▶ _What the task asks_: Below are some entries; can you quote all of them exactly?

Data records
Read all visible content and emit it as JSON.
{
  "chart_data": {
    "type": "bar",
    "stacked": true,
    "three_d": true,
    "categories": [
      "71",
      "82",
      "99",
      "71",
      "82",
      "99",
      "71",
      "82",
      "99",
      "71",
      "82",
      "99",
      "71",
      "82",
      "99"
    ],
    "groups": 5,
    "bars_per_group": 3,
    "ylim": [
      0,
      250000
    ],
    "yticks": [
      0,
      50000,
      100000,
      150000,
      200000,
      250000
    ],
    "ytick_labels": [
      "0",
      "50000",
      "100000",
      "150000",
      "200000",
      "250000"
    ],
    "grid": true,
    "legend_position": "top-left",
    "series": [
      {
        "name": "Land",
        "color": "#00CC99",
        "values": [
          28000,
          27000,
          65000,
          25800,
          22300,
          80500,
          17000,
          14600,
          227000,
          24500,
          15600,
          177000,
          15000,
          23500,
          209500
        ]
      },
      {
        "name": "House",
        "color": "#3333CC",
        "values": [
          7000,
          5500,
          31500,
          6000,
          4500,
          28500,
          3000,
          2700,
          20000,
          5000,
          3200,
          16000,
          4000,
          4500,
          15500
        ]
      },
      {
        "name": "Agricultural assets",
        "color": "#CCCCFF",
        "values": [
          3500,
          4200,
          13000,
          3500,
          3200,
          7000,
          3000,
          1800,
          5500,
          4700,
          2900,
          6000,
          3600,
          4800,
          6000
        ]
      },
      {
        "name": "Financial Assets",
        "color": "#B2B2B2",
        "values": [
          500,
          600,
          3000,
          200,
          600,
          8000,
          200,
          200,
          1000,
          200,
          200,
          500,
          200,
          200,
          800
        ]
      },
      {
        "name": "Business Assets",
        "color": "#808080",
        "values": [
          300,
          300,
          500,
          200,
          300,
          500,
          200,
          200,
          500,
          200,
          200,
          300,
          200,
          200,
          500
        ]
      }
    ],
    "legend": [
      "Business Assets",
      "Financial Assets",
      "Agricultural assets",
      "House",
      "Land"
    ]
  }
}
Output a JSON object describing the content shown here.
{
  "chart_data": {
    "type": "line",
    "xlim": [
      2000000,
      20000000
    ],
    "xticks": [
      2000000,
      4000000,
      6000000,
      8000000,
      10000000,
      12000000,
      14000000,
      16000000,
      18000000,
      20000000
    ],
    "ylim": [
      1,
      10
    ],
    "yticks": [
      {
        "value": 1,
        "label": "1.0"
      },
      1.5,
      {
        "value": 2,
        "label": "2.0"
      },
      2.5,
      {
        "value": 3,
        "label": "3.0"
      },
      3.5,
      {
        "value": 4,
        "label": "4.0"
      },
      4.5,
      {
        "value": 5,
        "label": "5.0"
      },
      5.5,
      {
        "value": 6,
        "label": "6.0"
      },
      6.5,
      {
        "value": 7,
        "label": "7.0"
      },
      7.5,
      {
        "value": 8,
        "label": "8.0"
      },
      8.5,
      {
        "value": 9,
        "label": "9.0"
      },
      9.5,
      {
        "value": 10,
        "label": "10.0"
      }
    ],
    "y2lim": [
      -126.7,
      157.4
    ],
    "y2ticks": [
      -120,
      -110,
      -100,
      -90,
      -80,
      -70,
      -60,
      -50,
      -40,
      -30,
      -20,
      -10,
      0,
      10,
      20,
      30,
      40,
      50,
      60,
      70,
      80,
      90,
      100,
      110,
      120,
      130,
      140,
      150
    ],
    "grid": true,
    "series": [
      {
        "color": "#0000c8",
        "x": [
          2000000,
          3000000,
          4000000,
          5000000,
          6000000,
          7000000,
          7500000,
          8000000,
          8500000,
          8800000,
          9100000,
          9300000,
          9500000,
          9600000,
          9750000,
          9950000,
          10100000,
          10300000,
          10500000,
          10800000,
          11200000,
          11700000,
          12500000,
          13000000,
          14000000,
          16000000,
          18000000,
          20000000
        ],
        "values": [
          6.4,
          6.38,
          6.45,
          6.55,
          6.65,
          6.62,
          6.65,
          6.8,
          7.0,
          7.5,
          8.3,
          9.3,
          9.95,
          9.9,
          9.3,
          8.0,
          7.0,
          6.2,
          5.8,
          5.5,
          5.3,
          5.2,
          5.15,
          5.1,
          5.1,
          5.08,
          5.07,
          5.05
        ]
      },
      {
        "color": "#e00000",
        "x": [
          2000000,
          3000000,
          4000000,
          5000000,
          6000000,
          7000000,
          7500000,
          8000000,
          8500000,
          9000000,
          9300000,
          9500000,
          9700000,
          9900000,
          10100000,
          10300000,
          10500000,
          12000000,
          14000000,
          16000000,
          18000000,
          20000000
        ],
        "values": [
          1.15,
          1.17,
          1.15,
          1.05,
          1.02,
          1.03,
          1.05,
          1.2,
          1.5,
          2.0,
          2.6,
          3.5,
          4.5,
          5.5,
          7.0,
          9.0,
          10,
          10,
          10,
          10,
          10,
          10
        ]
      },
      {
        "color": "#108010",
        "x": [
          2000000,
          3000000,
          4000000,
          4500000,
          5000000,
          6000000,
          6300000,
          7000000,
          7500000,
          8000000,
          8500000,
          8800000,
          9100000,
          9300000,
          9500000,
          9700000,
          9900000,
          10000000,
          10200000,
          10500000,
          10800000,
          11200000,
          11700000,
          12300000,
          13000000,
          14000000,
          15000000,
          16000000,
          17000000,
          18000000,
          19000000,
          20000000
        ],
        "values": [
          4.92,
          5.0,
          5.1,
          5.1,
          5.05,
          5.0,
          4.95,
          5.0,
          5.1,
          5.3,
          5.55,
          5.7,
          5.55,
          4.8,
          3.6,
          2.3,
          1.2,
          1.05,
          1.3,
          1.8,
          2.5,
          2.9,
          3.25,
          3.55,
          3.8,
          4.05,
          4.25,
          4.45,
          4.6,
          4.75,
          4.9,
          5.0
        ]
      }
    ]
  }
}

▶ _Full answer_:
Read all visible content and emit it as JSON.
{
  "chart_data": {
    "type": "bar",
    "stacked": true,
    "three_d": true,
    "categories": [
      "71",
      "82",
      "99",
      "71",
      "82",
      "99",
      "71",
      "82",
      "99",
      "71",
      "82",
      "99",
      "71",
      "82",
      "99"
    ],
    "groups": 5,
    "bars_per_group": 3,
    "ylim": [
      0,
      250000
    ],
    "yticks": [
      0,
      50000,
      100000,
      150000,
      200000,
      250000
    ],
    "ytick_labels": [
      "0",
      "50000",
      "100000",
      "150000",
      "200000",
      "250000"
    ],
    "grid": true,
    "legend_position": "top-left",
    "series": [
      {
        "name": "Land",
        "color": "#00CC99",
        "values": [
          28000,
          27000,
          65000,
          25800,
          22300,
          80500,
          17000,
          14600,
          227000,
          24500,
          15600,
          177000,
          15000,
          23500,
          209500
        ]
      },
      {
        "name": "House",
        "color": "#3333CC",
        "values": [
          7000,
          5500,
          31500,
          6000,
          4500,
          28500,
          3000,
          2700,
          20000,
          5000,
          3200,
          16000,
          4000,
          4500,
          15500
        ]
      },
      {
        "name": "Agricultural assets",
        "color": "#CCCCFF",
        "values": [
          3500,
          4200,
          13000,
          3500,
          3200,
          7000,
          3000,
          1800,
          5500,
          4700,
          2900,
          6000,
          3600,
          4800,
          6000
        ]
      },
      {
        "name": "Financial Assets",
        "color": "#B2B2B2",
        "values": [
          500,
          600,
          3000,
          200,
          600,
          8000,
          200,
          200,
          1000,
          200,
          200,
          500,
          200,
          200,
          800
        ]
      },
      {
        "name": "Business Assets",
        "color": "#808080",
        "values": [
          300,
          300,
          500,
          200,
          300,
          500,
          200,
          200,
          500,
          200,
          200,
          300,
          200,
          200,
          500
        ]
      }
    ],
    "legend": [
      "Business Assets",
      "Financial Assets",
      "Agricultural assets",
      "House",
      "Land"
    ]
  }
}
Output a JSON object describing the content shown here.
{
  "chart_data": {
    "type": "line",
    "xlim": [
      2000000,
      20000000
    ],
    "xticks": [
      2000000,
      4000000,
      6000000,
      8000000,
      10000000,
      12000000,
      14000000,
      16000000,
      18000000,
      20000000
    ],
    "ylim": [
      1,
      10
    ],
    "yticks": [
      {
        "value": 1,
        "label": "1.0"
      },
      1.5,
      {
        "value": 2,
        "label": "2.0"
      },
      2.5,
      {
        "value": 3,
        "label": "3.0"
      },
      3.5,
      {
        "value": 4,
        "label": "4.0"
      },
      4.5,
      {
        "value": 5,
        "label": "5.0"
      },
      5.5,
      {
        "value": 6,
        "label": "6.0"
      },
      6.5,
      {
        "value": 7,
        "label": "7.0"
      },
      7.5,
      {
        "value": 8,
        "label": "8.0"
      },
      8.5,
      {
        "value": 9,
        "label": "9.0"
      },
      9.5,
      {
        "value": 10,
        "label": "10.0"
      }
    ],
    "y2lim": [
      -126.7,
      157.4
    ],
    "y2ticks": [
      -120,
      -110,
      -100,
      -90,
      -80,
      -70,
      -60,
      -50,
      -40,
      -30,
      -20,
      -10,
      0,
      10,
      20,
      30,
      40,
      50,
      60,
      70,
      80,
      90,
      100,
      110,
      120,
      130,
      140,
      150
    ],
    "grid": true,
    "series": [
      {
        "color": "#0000c8",
        "x": [
          2000000,
          3000000,
          4000000,
          5000000,
          6000000,
          7000000,
          7500000,
          8000000,
          8500000,
          8800000,
          9100000,
          9300000,
          9500000,
          9600000,
          9750000,
          9950000,
          10100000,
          10300000,
          10500000,
          10800000,
          11200000,
          11700000,
          12500000,
          13000000,
          14000000,
          16000000,
          18000000,
          20000000
        ],
        "values": [
          6.4,
          6.38,
          6.45,
          6.55,
          6.65,
          6.62,
          6.65,
          6.8,
          7.0,
          7.5,
          8.3,
          9.3,
          9.95,
          9.9,
          9.3,
          8.0,
          7.0,
          6.2,
          5.8,
          5.5,
          5.3,
          5.2,
          5.15,
          5.1,
          5.1,
          5.08,
          5.07,
          5.05
        ]
      },
      {
        "color": "#e00000",
        "x": [
          2000000,
          3000000,
          4000000,
          5000000,
          6000000,
          7000000,
          7500000,
          8000000,
          8500000,
          9000000,
          9300000,
          9500000,
          9700000,
          9900000,
          10100000,
          10300000,
          10500000,
          12000000,
          14000000,
          16000000,
          18000000,
          20000000
        ],
        "values": [
          1.15,
          1.17,
          1.15,
          1.05,
          1.02,
          1.03,
          1.05,
          1.2,
          1.5,
          2.0,
          2.6,
          3.5,
          4.5,
          5.5,
          7.0,
          9.0,
          10,
          10,
          10,
          10,
          10,
          10
        ]
      },
      {
        "color": "#108010",
        "x": [
          2000000,
          3000000,
          4000000,
          4500000,
          5000000,
          6000000,
          6300000,
          7000000,
          7500000,
          8000000,
          8500000,
          8800000,
          9100000,
          9300000,
          9500000,
          9700000,
          9900000,
          10000000,
          10200000,
          10500000,
          10800000,
          11200000,
          11700000,
          12300000,
          13000000,
          14000000,
          15000000,
          16000000,
          17000000,
          18000000,
          19000000,
          20000000
        ],
        "values": [
          4.92,
          5.0,
          5.1,
          5.1,
          5.05,
          5.0,
          4.95,
          5.0,
          5.1,
          5.3,
          5.55,
          5.7,
          5.55,
          4.8,
          3.6,
          2.3,
          1.2,
          1.05,
          1.3,
          1.8,
          2.5,
          2.9,
          3.25,
          3.55,
          3.8,
          4.05,
          4.25,
          4.45,
          4.6,
          4.75,
          4.9,
          5.0
        ]
      }
    ]
  }
}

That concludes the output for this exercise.